Records contained in a dataset:
════════════════════

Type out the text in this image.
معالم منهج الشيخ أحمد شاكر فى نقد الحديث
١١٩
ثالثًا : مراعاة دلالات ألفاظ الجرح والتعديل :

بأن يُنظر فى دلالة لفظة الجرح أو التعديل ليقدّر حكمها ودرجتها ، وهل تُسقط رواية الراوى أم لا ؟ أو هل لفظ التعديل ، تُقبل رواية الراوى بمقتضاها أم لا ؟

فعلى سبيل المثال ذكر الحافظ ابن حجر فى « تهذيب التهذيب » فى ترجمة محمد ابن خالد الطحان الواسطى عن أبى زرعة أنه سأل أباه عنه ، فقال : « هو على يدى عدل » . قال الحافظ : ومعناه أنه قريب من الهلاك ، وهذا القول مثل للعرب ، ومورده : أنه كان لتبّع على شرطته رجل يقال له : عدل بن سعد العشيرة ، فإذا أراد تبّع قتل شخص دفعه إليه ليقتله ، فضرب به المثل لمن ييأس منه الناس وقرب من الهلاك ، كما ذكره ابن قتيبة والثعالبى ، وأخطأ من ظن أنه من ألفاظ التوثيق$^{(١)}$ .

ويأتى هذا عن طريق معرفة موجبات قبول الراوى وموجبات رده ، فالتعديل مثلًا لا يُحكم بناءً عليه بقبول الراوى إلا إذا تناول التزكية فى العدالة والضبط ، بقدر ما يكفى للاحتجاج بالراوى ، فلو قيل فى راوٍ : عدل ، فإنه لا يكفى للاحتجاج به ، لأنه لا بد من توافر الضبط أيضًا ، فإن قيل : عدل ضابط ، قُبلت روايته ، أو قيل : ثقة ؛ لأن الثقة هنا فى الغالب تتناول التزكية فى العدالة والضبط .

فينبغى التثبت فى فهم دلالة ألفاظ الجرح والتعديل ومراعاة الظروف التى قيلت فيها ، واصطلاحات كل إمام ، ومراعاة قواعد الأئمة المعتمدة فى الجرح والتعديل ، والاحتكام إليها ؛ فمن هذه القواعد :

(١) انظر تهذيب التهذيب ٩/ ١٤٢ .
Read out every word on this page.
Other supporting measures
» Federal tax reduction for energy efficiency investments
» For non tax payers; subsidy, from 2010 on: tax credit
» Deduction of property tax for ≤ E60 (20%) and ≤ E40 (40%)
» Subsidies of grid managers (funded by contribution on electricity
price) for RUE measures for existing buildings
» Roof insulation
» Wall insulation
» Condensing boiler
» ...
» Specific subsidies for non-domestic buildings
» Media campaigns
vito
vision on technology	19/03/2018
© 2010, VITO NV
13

════════════════════

### EXERCISE REQUIREMENTS
Each line in the data that holds the string "والتعديل" should be found and copied.

### FINAL RESULT
ثالثًا : مراعاة دلالات ألفاظ الجرح والتعديل :
فينبغى التثبت فى فهم دلالة ألفاظ الجرح والتعديل ومراعاة الظروف التى قيلت فيها ، واصطلاحات كل إمام ، ومراعاة قواعد الأئمة المعتمدة فى الجرح والتعديل ، والاحتكام إليها ؛ فمن هذه القواعد :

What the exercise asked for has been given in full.